Material:
● ● ● ● ● ● ●
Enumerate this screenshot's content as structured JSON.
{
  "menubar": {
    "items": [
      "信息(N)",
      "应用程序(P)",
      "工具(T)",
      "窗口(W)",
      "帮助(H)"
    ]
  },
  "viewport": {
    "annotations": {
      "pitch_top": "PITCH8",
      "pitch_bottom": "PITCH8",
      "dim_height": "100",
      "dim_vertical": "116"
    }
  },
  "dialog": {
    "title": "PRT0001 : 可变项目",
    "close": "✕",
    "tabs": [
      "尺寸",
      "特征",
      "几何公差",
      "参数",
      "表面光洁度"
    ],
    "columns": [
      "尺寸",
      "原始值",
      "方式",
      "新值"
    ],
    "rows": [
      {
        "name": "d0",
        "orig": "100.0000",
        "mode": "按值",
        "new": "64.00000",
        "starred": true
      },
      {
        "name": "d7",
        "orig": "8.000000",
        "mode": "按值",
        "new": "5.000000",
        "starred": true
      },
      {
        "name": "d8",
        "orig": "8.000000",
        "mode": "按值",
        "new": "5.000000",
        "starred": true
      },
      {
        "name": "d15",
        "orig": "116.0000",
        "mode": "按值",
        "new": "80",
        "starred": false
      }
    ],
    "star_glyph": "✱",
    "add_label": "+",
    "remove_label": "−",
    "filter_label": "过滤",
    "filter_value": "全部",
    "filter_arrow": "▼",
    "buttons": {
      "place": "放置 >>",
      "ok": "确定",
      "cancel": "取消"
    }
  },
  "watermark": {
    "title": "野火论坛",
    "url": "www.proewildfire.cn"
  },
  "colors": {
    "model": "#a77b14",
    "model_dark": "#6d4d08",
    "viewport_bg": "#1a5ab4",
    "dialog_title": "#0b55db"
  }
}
● ● ● ● ● ● ●
What you will do:
Retype the listing exactly, in full.

Written response:
Enumerate this screenshot's content as structured JSON.
{
  "menubar": {
    "items": [
      "信息(N)",
      "应用程序(P)",
      "工具(T)",
      "窗口(W)",
      "帮助(H)"
    ]
  },
  "viewport": {
    "annotations": {
      "pitch_top": "PITCH8",
      "pitch_bottom": "PITCH8",
      "dim_height": "100",
      "dim_vertical": "116"
    }
  },
  "dialog": {
    "title": "PRT0001 : 可变项目",
    "close": "✕",
    "tabs": [
      "尺寸",
      "特征",
      "几何公差",
      "参数",
      "表面光洁度"
    ],
    "columns": [
      "尺寸",
      "原始值",
      "方式",
      "新值"
    ],
    "rows": [
      {
        "name": "d0",
        "orig": "100.0000",
        "mode": "按值",
        "new": "64.00000",
        "starred": true
      },
      {
        "name": "d7",
        "orig": "8.000000",
        "mode": "按值",
        "new": "5.000000",
        "starred": true
      },
      {
        "name": "d8",
        "orig": "8.000000",
        "mode": "按值",
        "new": "5.000000",
        "starred": true
      },
      {
        "name": "d15",
        "orig": "116.0000",
        "mode": "按值",
        "new": "80",
        "starred": false
      }
    ],
    "star_glyph": "✱",
    "add_label": "+",
    "remove_label": "−",
    "filter_label": "过滤",
    "filter_value": "全部",
    "filter_arrow": "▼",
    "buttons": {
      "place": "放置 >>",
      "ok": "确定",
      "cancel": "取消"
    }
  },
  "watermark": {
    "title": "野火论坛",
    "url": "www.proewildfire.cn"
  },
  "colors": {
    "model": "#a77b14",
    "model_dark": "#6d4d08",
    "viewport_bg": "#1a5ab4",
    "dialog_title": "#0b55db"
  }
}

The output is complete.